Definition
A High-Risk Third Party is any non-client third entity whose involvement in business relationships or transactions heightens exposure to financial crime risks, necessitating stricter oversight beyond standard customer due diligence (CDD). Unlike routine third-party relationships, this status arises from factors like inadequate AML regimes, political instability, or FATF-identified deficiencies, making reliance on them potentially vulnerable to abuse.
Financial institutions must treat these parties as high-risk regardless of direct customer status.
Key Distinguishing Features
High-Risk Third Parties differ from low-risk ones by objective criteria: FATF black/grey lists, EU high-risk third country designations, or internal risk assessments showing weak compliance. For example, a correspondent banking relationship with a bank in a FATF “jurisdictions under increased monitoring” qualifies automatically.
Purpose and Regulatory Basis
High-Risk Third Parties matter because they can serve as conduits for layering illicit funds, bypassing domestic controls through cross-border or intermediary channels. Designating them ensures institutions apply EDD, preserving the integrity of global financial systems and preventing regulatory arbitrage.
Key Global Regulations
The Financial Action Task Force (FATF) sets the standard via Recommendations 10 (CDD) and 13 (correspondent banking), requiring EDD for high-risk relationships including third parties in deficient jurisdictions. In the EU, AML Directives (e.g., 5AMLD Article 18a, 6AMLD) mandate enhanced measures for high-risk third countries (HRTCs), with the Commission updating lists via delegated acts like the August 2023 regulation.
National Frameworks
The USA PATRIOT Act Section 312 demands EDD for private banking and correspondent accounts involving high-risk foreign entities, emphasizing source-of-funds verification. UK Money Laundering Regulations 2017 (Reg 33) mirror FATF, requiring senior management approval and increased monitoring for HRTC-linked transactions. These align to counter proliferation financing risks too.

========

Please continue the piece on high-risk third parties in anti-money laundering compliance, starting after its last sentence.

========

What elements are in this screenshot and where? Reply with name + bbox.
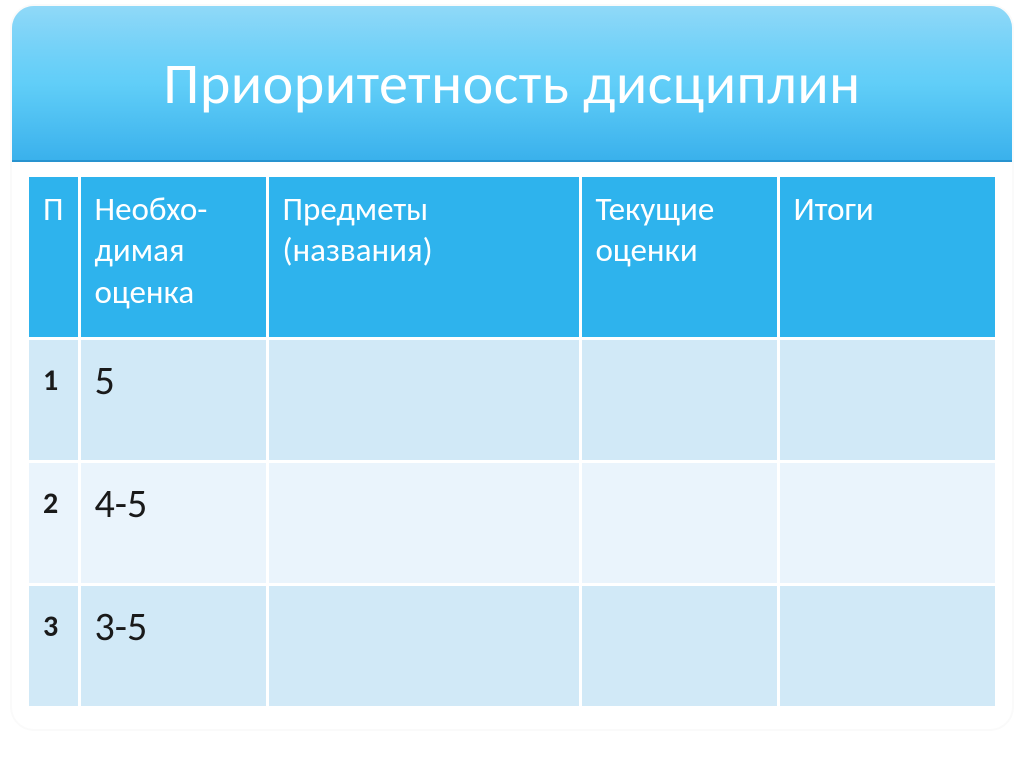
- col-header-needed-grade: Необхо-димаяоценка: [81, 177, 266, 337]
- slide-title: Приоритетность дисциплин: [163, 48, 860, 119]
- cell-row-number: 1: [29, 340, 78, 460]
- cell-results: [780, 340, 995, 460]
- cell-current-grades: [582, 340, 777, 460]
- cell-needed-grade: 3-5: [81, 586, 266, 706]
- cell-row-number: 2: [29, 463, 78, 583]
- cell-needed-grade: 4-5: [81, 463, 266, 583]
- col-header-priority: П: [29, 177, 78, 337]
- cell-current-grades: [582, 586, 777, 706]
- table-wrapper: П Необхо-димаяоценка Предметы(названия) …: [12, 162, 1012, 729]
- cell-results: [780, 463, 995, 583]
- cell-results: [780, 586, 995, 706]
- col-header-results: Итоги: [780, 177, 995, 337]
- cell-subjects: [269, 463, 579, 583]
- table-row: 1 5: [29, 340, 995, 460]
- col-header-subjects: Предметы(названия): [269, 177, 579, 337]
- table-header-row: П Необхо-димаяоценка Предметы(названия) …: [29, 177, 995, 337]
- table-row: 2 4-5: [29, 463, 995, 583]
- cell-subjects: [269, 340, 579, 460]
- cell-current-grades: [582, 463, 777, 583]
- cell-needed-grade: 5: [81, 340, 266, 460]
- cell-row-number: 3: [29, 586, 78, 706]
- cell-subjects: [269, 586, 579, 706]
- slide-container: Приоритетность дисциплин П Необхо-димаяо…: [12, 6, 1012, 729]
- priority-table: П Необхо-димаяоценка Предметы(названия) …: [26, 174, 998, 709]
- table-row: 3 3-5: [29, 586, 995, 706]
- col-header-current-grades: Текущиеоценки: [582, 177, 777, 337]
- title-bar: Приоритетность дисциплин: [12, 6, 1012, 162]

========

In response:
When and How it Applies
Application triggers when a third party is from an FATF-listed jurisdiction, has poor AML ratings, or exhibits red flags like opaque ownership or high-volume transactions. For instance, onboarding a payment processor in a grey-listed country activates EDD immediately.
Use Case Examples
In correspondent banking, a U.S. bank dealing with a Turkish intermediary must scrutinize nested accounts for Iranian sanctions evasion. Retail banks flag vendors in Myanmar (FATF grey list as of 2025) for supply chain payments. Triggers include transaction mismatches or third-country exposure.
Types or Variants
Primary variant: High-Risk Third Countries (HRTCs), per EU/FATF lists (e.g., Iran, North Korea on blacklists; Turkey, UAE on grey lists post-2025 plenary). Institutions apply blanket EDD to entities domiciled there.
Entity-Based Classifications
Correspondent banks, money remitters, or crypto exchangers with weak controls qualify. Variants include “third-party reliance” for CDD (regulated under FATF Rec 17) versus “third-party payments” obscuring fund sources.
Other Forms
Politically exposed third parties (PEPs) or those in high-crime sectors like gaming, if combined with jurisdictional risks.
Procedures and Implementation
- Inventory all third parties and classify by risk (critical/high/moderate/low).
- Conduct EDD: Verify AML program equivalence, financial stability, and obtain senior approval.
- Implement controls: Written agreements for data access, transaction monitoring, and periodic audits.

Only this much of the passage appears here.